Start

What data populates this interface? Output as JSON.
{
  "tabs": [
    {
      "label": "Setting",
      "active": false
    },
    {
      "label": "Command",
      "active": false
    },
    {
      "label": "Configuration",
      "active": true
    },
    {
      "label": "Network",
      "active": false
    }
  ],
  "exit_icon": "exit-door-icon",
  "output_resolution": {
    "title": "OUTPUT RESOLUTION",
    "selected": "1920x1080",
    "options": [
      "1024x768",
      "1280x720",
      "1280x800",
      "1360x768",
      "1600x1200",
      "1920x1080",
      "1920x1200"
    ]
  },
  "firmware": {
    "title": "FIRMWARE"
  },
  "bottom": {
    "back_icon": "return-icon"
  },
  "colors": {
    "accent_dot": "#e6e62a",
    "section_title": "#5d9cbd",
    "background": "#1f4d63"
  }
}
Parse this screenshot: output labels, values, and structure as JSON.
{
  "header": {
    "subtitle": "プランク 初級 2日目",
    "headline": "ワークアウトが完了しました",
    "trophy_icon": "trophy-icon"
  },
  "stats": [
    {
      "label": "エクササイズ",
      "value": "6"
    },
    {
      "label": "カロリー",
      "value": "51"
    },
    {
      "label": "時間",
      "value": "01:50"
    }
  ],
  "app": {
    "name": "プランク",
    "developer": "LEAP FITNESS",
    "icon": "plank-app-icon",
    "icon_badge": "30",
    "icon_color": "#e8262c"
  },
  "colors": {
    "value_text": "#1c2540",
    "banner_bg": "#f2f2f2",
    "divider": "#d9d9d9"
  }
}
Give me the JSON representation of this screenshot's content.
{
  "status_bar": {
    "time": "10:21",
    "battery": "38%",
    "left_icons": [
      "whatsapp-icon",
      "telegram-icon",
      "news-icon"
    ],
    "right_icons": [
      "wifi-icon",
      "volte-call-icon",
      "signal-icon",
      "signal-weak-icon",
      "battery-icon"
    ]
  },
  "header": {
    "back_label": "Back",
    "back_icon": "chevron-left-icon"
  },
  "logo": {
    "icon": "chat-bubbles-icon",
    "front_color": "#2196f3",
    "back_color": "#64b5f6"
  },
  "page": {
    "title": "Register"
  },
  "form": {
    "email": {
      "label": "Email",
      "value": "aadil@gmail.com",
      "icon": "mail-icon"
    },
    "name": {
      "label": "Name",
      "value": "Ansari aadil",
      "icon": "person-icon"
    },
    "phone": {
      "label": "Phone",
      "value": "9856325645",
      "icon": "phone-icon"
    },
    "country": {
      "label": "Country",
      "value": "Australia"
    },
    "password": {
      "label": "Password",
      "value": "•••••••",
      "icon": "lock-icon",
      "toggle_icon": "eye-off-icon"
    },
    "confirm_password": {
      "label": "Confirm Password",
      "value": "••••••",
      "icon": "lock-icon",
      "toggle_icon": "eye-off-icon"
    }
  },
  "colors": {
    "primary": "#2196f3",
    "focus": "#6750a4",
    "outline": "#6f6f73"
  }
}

End

→ Your goal
Copy out all of the lines above exactly.

→ Reply
What data populates this interface? Output as JSON.
{
  "tabs": [
    {
      "label": "Setting",
      "active": false
    },
    {
      "label": "Command",
      "active": false
    },
    {
      "label": "Configuration",
      "active": true
    },
    {
      "label": "Network",
      "active": false
    }
  ],
  "exit_icon": "exit-door-icon",
  "output_resolution": {
    "title": "OUTPUT RESOLUTION",
    "selected": "1920x1080",
    "options": [
      "1024x768",
      "1280x720",
      "1280x800",
      "1360x768",
      "1600x1200",
      "1920x1080",
      "1920x1200"
    ]
  },
  "firmware": {
    "title": "FIRMWARE"
  },
  "bottom": {
    "back_icon": "return-icon"
  },
  "colors": {
    "accent_dot": "#e6e62a",
    "section_title": "#5d9cbd",
    "background": "#1f4d63"
  }
}
Parse this screenshot: output labels, values, and structure as JSON.
{
  "header": {
    "subtitle": "プランク 初級 2日目",
    "headline": "ワークアウトが完了しました",
    "trophy_icon": "trophy-icon"
  },
  "stats": [
    {
      "label": "エクササイズ",
      "value": "6"
    },
    {
      "label": "カロリー",
      "value": "51"
    },
    {
      "label": "時間",
      "value": "01:50"
    }
  ],
  "app": {
    "name": "プランク",
    "developer": "LEAP FITNESS",
    "icon": "plank-app-icon",
    "icon_badge": "30",
    "icon_color": "#e8262c"
  },
  "colors": {
    "value_text": "#1c2540",
    "banner_bg": "#f2f2f2",
    "divider": "#d9d9d9"
  }
}
Give me the JSON representation of this screenshot's content.
{
  "status_bar": {
    "time": "10:21",
    "battery": "38%",
    "left_icons": [
      "whatsapp-icon",
      "telegram-icon",
      "news-icon"
    ],
    "right_icons": [
      "wifi-icon",
      "volte-call-icon",
      "signal-icon",
      "signal-weak-icon",
      "battery-icon"
    ]
  },
  "header": {
    "back_label": "Back",
    "back_icon": "chevron-left-icon"
  },
  "logo": {
    "icon": "chat-bubbles-icon",
    "front_color": "#2196f3",
    "back_color": "#64b5f6"
  },
  "page": {
    "title": "Register"
  },
  "form": {
    "email": {
      "label": "Email",
      "value": "aadil@gmail.com",
      "icon": "mail-icon"
    },
    "name": {
      "label": "Name",
      "value": "Ansari aadil",
      "icon": "person-icon"
    },
    "phone": {
      "label": "Phone",
      "value": "9856325645",
      "icon": "phone-icon"
    },
    "country": {
      "label": "Country",
      "value": "Australia"
    },
    "password": {
      "label": "Password",
      "value": "•••••••",
      "icon": "lock-icon",
      "toggle_icon": "eye-off-icon"
    },
    "confirm_password": {
      "label": "Confirm Password",
      "value": "••••••",
      "icon": "lock-icon",
      "toggle_icon": "eye-off-icon"
    }
  },
  "colors": {
    "primary": "#2196f3",
    "focus": "#6750a4",
    "outline": "#6f6f73"
  }
}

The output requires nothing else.